BEGIN

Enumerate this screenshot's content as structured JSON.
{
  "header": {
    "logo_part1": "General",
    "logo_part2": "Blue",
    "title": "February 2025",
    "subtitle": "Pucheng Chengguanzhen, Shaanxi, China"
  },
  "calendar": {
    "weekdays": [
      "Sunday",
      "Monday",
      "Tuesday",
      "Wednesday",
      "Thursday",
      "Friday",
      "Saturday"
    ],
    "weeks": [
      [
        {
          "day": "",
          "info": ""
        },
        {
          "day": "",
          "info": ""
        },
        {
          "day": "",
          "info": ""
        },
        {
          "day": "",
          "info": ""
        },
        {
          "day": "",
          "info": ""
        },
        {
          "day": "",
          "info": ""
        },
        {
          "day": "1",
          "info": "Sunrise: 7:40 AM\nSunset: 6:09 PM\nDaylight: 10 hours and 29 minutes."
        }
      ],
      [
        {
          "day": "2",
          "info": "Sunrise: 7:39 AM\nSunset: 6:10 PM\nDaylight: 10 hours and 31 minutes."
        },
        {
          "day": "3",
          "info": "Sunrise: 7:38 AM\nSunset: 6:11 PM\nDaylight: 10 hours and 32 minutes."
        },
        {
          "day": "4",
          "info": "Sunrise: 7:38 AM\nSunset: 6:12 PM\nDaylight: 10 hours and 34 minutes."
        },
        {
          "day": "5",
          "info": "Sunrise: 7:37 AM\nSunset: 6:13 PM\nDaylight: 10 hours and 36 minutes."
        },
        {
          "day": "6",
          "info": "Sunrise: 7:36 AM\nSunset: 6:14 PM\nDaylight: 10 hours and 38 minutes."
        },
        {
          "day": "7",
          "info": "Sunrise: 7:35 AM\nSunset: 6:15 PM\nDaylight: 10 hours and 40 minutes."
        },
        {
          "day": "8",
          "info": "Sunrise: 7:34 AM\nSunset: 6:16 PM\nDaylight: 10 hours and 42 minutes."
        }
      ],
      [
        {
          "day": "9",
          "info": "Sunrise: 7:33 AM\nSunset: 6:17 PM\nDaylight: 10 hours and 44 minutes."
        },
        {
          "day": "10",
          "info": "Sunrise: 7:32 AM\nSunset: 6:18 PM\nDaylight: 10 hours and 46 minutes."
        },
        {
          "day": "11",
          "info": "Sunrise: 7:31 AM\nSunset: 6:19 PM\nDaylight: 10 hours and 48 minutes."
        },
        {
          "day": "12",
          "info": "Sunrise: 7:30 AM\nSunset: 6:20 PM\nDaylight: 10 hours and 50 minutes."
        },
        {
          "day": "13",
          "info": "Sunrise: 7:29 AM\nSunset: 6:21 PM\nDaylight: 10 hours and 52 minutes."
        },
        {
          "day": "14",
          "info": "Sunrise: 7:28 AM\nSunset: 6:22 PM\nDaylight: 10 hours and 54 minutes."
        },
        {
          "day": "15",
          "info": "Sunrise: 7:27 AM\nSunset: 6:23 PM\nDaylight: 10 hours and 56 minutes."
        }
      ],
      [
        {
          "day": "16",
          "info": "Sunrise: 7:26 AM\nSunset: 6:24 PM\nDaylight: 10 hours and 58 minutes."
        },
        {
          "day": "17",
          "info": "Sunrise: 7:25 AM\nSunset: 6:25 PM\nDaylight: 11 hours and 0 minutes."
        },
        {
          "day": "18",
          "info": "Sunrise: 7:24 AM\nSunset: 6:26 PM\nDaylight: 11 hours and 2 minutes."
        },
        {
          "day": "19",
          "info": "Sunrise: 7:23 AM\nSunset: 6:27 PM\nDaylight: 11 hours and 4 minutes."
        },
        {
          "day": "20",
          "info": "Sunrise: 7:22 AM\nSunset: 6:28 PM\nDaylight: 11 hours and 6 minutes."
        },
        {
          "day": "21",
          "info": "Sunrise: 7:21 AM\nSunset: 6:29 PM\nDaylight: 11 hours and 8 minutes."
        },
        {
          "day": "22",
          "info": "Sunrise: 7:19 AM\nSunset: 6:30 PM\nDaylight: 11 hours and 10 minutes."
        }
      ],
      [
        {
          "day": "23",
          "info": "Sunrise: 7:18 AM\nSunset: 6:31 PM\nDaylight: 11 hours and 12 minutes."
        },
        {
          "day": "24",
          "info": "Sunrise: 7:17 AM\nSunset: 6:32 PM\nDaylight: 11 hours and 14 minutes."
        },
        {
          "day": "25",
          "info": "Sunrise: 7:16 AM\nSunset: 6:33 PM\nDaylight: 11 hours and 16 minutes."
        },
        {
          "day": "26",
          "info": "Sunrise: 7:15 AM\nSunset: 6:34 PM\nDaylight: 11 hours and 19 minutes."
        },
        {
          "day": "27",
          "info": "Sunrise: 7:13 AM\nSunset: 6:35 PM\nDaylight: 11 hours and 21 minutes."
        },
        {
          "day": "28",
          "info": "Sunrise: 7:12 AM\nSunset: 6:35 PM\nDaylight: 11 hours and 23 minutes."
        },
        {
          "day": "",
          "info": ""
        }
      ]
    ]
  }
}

END

What needs to be done: Write out all of the records above exactly as they appear.

Solution:
Enumerate this screenshot's content as structured JSON.
{
  "header": {
    "logo_part1": "General",
    "logo_part2": "Blue",
    "title": "February 2025",
    "subtitle": "Pucheng Chengguanzhen, Shaanxi, China"
  },
  "calendar": {
    "weekdays": [
      "Sunday",
      "Monday",
      "Tuesday",
      "Wednesday",
      "Thursday",
      "Friday",
      "Saturday"
    ],
    "weeks": [
      [
        {
          "day": "",
          "info": ""
        },
        {
          "day": "",
          "info": ""
        },
        {
          "day": "",
          "info": ""
        },
        {
          "day": "",
          "info": ""
        },
        {
          "day": "",
          "info": ""
        },
        {
          "day": "",
          "info": ""
        },
        {
          "day": "1",
          "info": "Sunrise: 7:40 AM\nSunset: 6:09 PM\nDaylight: 10 hours and 29 minutes."
        }
      ],
      [
        {
          "day": "2",
          "info": "Sunrise: 7:39 AM\nSunset: 6:10 PM\nDaylight: 10 hours and 31 minutes."
        },
        {
          "day": "3",
          "info": "Sunrise: 7:38 AM\nSunset: 6:11 PM\nDaylight: 10 hours and 32 minutes."
        },
        {
          "day": "4",
          "info": "Sunrise: 7:38 AM\nSunset: 6:12 PM\nDaylight: 10 hours and 34 minutes."
        },
        {
          "day": "5",
          "info": "Sunrise: 7:37 AM\nSunset: 6:13 PM\nDaylight: 10 hours and 36 minutes."
        },
        {
          "day": "6",
          "info": "Sunrise: 7:36 AM\nSunset: 6:14 PM\nDaylight: 10 hours and 38 minutes."
        },
        {
          "day": "7",
          "info": "Sunrise: 7:35 AM\nSunset: 6:15 PM\nDaylight: 10 hours and 40 minutes."
        },
        {
          "day": "8",
          "info": "Sunrise: 7:34 AM\nSunset: 6:16 PM\nDaylight: 10 hours and 42 minutes."
        }
      ],
      [
        {
          "day": "9",
          "info": "Sunrise: 7:33 AM\nSunset: 6:17 PM\nDaylight: 10 hours and 44 minutes."
        },
        {
          "day": "10",
          "info": "Sunrise: 7:32 AM\nSunset: 6:18 PM\nDaylight: 10 hours and 46 minutes."
        },
        {
          "day": "11",
          "info": "Sunrise: 7:31 AM\nSunset: 6:19 PM\nDaylight: 10 hours and 48 minutes."
        },
        {
          "day": "12",
          "info": "Sunrise: 7:30 AM\nSunset: 6:20 PM\nDaylight: 10 hours and 50 minutes."
        },
        {
          "day": "13",
          "info": "Sunrise: 7:29 AM\nSunset: 6:21 PM\nDaylight: 10 hours and 52 minutes."
        },
        {
          "day": "14",
          "info": "Sunrise: 7:28 AM\nSunset: 6:22 PM\nDaylight: 10 hours and 54 minutes."
        },
        {
          "day": "15",
          "info": "Sunrise: 7:27 AM\nSunset: 6:23 PM\nDaylight: 10 hours and 56 minutes."
        }
      ],
      [
        {
          "day": "16",
          "info": "Sunrise: 7:26 AM\nSunset: 6:24 PM\nDaylight: 10 hours and 58 minutes."
        },
        {
          "day": "17",
          "info": "Sunrise: 7:25 AM\nSunset: 6:25 PM\nDaylight: 11 hours and 0 minutes."
        },
        {
          "day": "18",
          "info": "Sunrise: 7:24 AM\nSunset: 6:26 PM\nDaylight: 11 hours and 2 minutes."
        },
        {
          "day": "19",
          "info": "Sunrise: 7:23 AM\nSunset: 6:27 PM\nDaylight: 11 hours and 4 minutes."
        },
        {
          "day": "20",
          "info": "Sunrise: 7:22 AM\nSunset: 6:28 PM\nDaylight: 11 hours and 6 minutes."
        },
        {
          "day": "21",
          "info": "Sunrise: 7:21 AM\nSunset: 6:29 PM\nDaylight: 11 hours and 8 minutes."
        },
        {
          "day": "22",
          "info": "Sunrise: 7:19 AM\nSunset: 6:30 PM\nDaylight: 11 hours and 10 minutes."
        }
      ],
      [
        {
          "day": "23",
          "info": "Sunrise: 7:18 AM\nSunset: 6:31 PM\nDaylight: 11 hours and 12 minutes."
        },
        {
          "day": "24",
          "info": "Sunrise: 7:17 AM\nSunset: 6:32 PM\nDaylight: 11 hours and 14 minutes."
        },
        {
          "day": "25",
          "info": "Sunrise: 7:16 AM\nSunset: 6:33 PM\nDaylight: 11 hours and 16 minutes."
        },
        {
          "day": "26",
          "info": "Sunrise: 7:15 AM\nSunset: 6:34 PM\nDaylight: 11 hours and 19 minutes."
        },
        {
          "day": "27",
          "info": "Sunrise: 7:13 AM\nSunset: 6:35 PM\nDaylight: 11 hours and 21 minutes."
        },
        {
          "day": "28",
          "info": "Sunrise: 7:12 AM\nSunset: 6:35 PM\nDaylight: 11 hours and 23 minutes."
        },
        {
          "day": "",
          "info": ""
        }
      ]
    ]
  }
}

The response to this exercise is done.